GIVEN RECORDS>
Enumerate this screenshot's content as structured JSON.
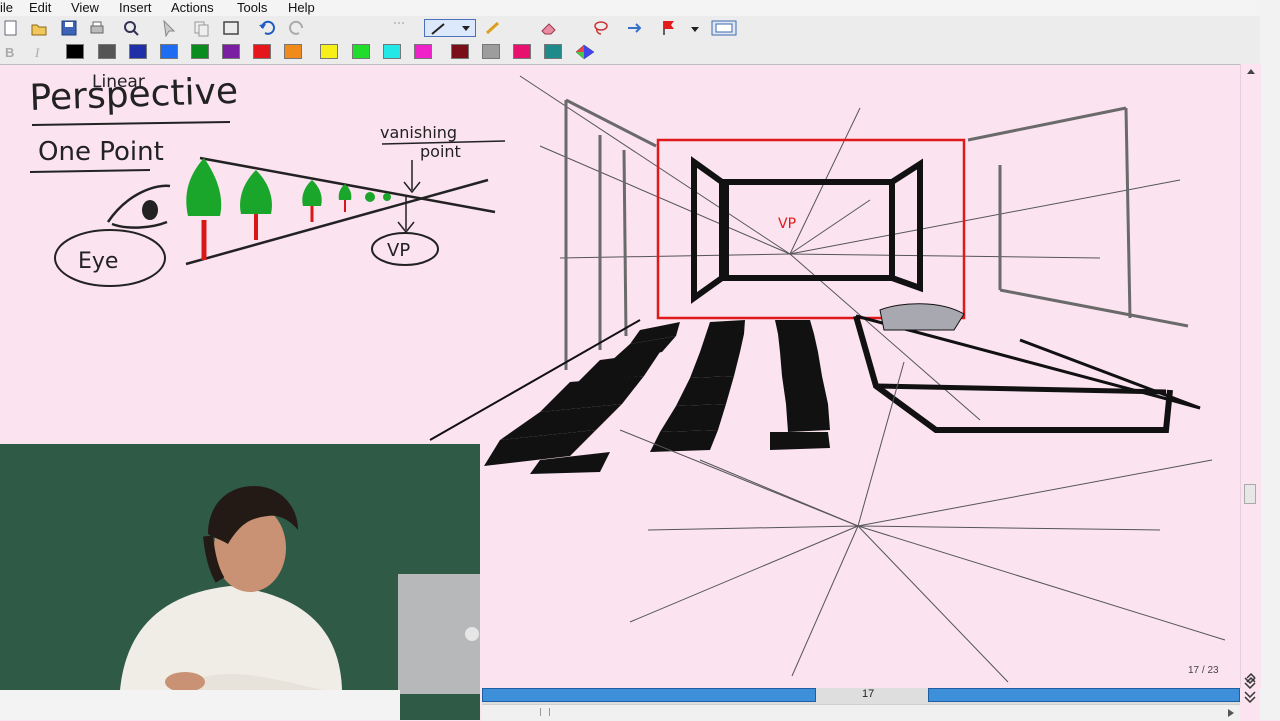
{
  "menu": {
    "items": [
      {
        "label": "ile"
      },
      {
        "label": "Edit"
      },
      {
        "label": "View"
      },
      {
        "label": "Insert"
      },
      {
        "label": "Actions"
      },
      {
        "label": "Tools"
      },
      {
        "label": "Help"
      }
    ]
  },
  "toolbar": {
    "icons": [
      "new-page-icon",
      "open-icon",
      "save-icon",
      "find-icon",
      "pointer-icon",
      "copy-icon",
      "select-icon",
      "undo-icon",
      "redo-icon",
      "pen-tool-icon",
      "highlighter-icon",
      "eraser-icon",
      "lasso-icon",
      "insert-space-icon",
      "flag-icon",
      "fullscreen-icon"
    ]
  },
  "palette": {
    "colors": [
      "#000000",
      "#555555",
      "#1f2fa8",
      "#1e6cf2",
      "#0a8c1e",
      "#7b1fa2",
      "#e5171c",
      "#f08a1a",
      "#f6ef1a",
      "#21dd2b",
      "#22e8e8",
      "#ef22c9",
      "#7a0f1a",
      "#9d9d9d",
      "#e8126e",
      "#1e8a8a"
    ]
  },
  "whiteboard": {
    "title_top": "Linear",
    "title": "Perspective",
    "subtitle": "One Point",
    "annotation_top": "vanishing",
    "annotation_bottom": "point",
    "label_vp": "VP",
    "label_eye": "Eye",
    "label_vp_room": "VP"
  },
  "pager": {
    "current_page": "17",
    "page_count": "17 / 23"
  },
  "video": {
    "description": "presenter webcam"
  }
}
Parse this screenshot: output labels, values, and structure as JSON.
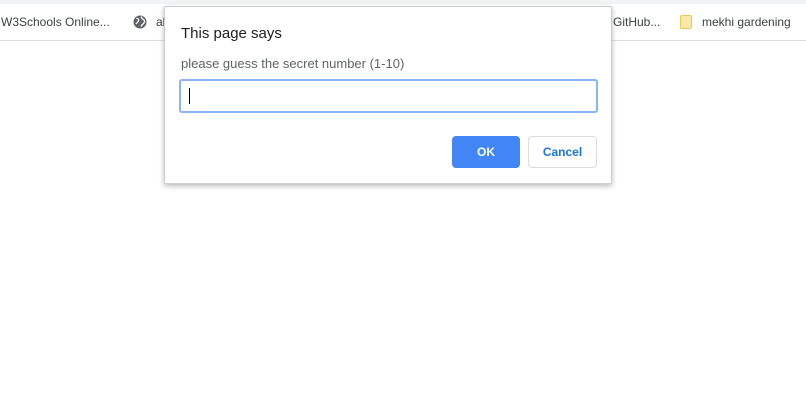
{
  "bookmarks_bar": {
    "items": [
      {
        "label": "W3Schools Online...",
        "icon": "none"
      },
      {
        "label": "ab",
        "icon": "globe-icon"
      },
      {
        "label": "GitHub...",
        "icon": "none"
      },
      {
        "label": "mekhi gardening",
        "icon": "folder-icon"
      }
    ]
  },
  "dialog": {
    "title": "This page says",
    "message": "please guess the secret number (1-10)",
    "input_value": "",
    "ok_label": "OK",
    "cancel_label": "Cancel"
  },
  "colors": {
    "ok_button": "#4285f4",
    "cancel_text": "#1a73e8",
    "focus_ring": "#8ab4f8",
    "folder": "#fce8a6"
  }
}
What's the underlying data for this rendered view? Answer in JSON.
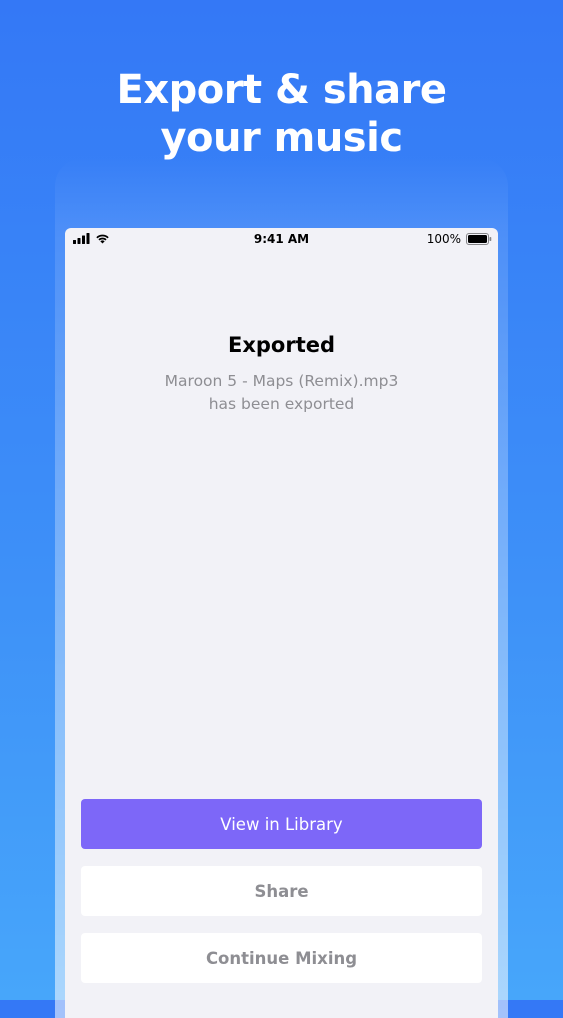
{
  "headline": {
    "line1": "Export & share",
    "line2": "your music"
  },
  "status_bar": {
    "time": "9:41 AM",
    "battery_percent": "100%",
    "icons": [
      "signal-icon",
      "wifi-icon",
      "battery-icon"
    ]
  },
  "export": {
    "title": "Exported",
    "filename": "Maroon 5 - Maps (Remix).mp3",
    "message": "has been exported"
  },
  "buttons": {
    "view_library": "View in Library",
    "share": "Share",
    "continue_mixing": "Continue Mixing"
  },
  "colors": {
    "background_top": "#3478f6",
    "background_bottom": "#47a6fa",
    "primary_button": "#7d67f8",
    "screen_background": "#f2f2f7",
    "secondary_text": "#8e8e93"
  }
}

AIM> Restate the records word for word, omitting images.

WRITTEN RESPONSE>
Enumerate this screenshot's content as structured JSON.
{
  "menu": {
    "items": [
      {
        "label": "ile"
      },
      {
        "label": "Edit"
      },
      {
        "label": "View"
      },
      {
        "label": "Insert"
      },
      {
        "label": "Actions"
      },
      {
        "label": "Tools"
      },
      {
        "label": "Help"
      }
    ]
  },
  "toolbar": {
    "icons": [
      "new-page-icon",
      "open-icon",
      "save-icon",
      "find-icon",
      "pointer-icon",
      "copy-icon",
      "select-icon",
      "undo-icon",
      "redo-icon",
      "pen-tool-icon",
      "highlighter-icon",
      "eraser-icon",
      "lasso-icon",
      "insert-space-icon",
      "flag-icon",
      "fullscreen-icon"
    ]
  },
  "palette": {
    "colors": [
      "#000000",
      "#555555",
      "#1f2fa8",
      "#1e6cf2",
      "#0a8c1e",
      "#7b1fa2",
      "#e5171c",
      "#f08a1a",
      "#f6ef1a",
      "#21dd2b",
      "#22e8e8",
      "#ef22c9",
      "#7a0f1a",
      "#9d9d9d",
      "#e8126e",
      "#1e8a8a"
    ]
  },
  "whiteboard": {
    "title_top": "Linear",
    "title": "Perspective",
    "subtitle": "One Point",
    "annotation_top": "vanishing",
    "annotation_bottom": "point",
    "label_vp": "VP",
    "label_eye": "Eye",
    "label_vp_room": "VP"
  },
  "pager": {
    "current_page": "17",
    "page_count": "17 / 23"
  },
  "video": {
    "description": "presenter webcam"
  }
}
Parse this screenshot: output labels, values, and structure as JSON.
{
  "bookmarks_bar": {
    "items": [
      {
        "label": "W3Schools Online...",
        "icon": "none"
      },
      {
        "label": "ab",
        "icon": "globe-icon"
      },
      {
        "label": "GitHub...",
        "icon": "none"
      },
      {
        "label": "mekhi gardening",
        "icon": "folder-icon"
      }
    ]
  },
  "dialog": {
    "title": "This page says",
    "message": "please guess the secret number (1-10)",
    "input_value": "",
    "ok_label": "OK",
    "cancel_label": "Cancel"
  },
  "colors": {
    "ok_button": "#4285f4",
    "cancel_text": "#1a73e8",
    "focus_ring": "#8ab4f8",
    "folder": "#fce8a6"
  }
}
What's the underlying data for this rendered view? Answer in JSON.
{
  "headline": {
    "line1": "Export & share",
    "line2": "your music"
  },
  "status_bar": {
    "time": "9:41 AM",
    "battery_percent": "100%",
    "icons": [
      "signal-icon",
      "wifi-icon",
      "battery-icon"
    ]
  },
  "export": {
    "title": "Exported",
    "filename": "Maroon 5 - Maps (Remix).mp3",
    "message": "has been exported"
  },
  "buttons": {
    "view_library": "View in Library",
    "share": "Share",
    "continue_mixing": "Continue Mixing"
  },
  "colors": {
    "background_top": "#3478f6",
    "background_bottom": "#47a6fa",
    "primary_button": "#7d67f8",
    "screen_background": "#f2f2f7",
    "secondary_text": "#8e8e93"
  }
}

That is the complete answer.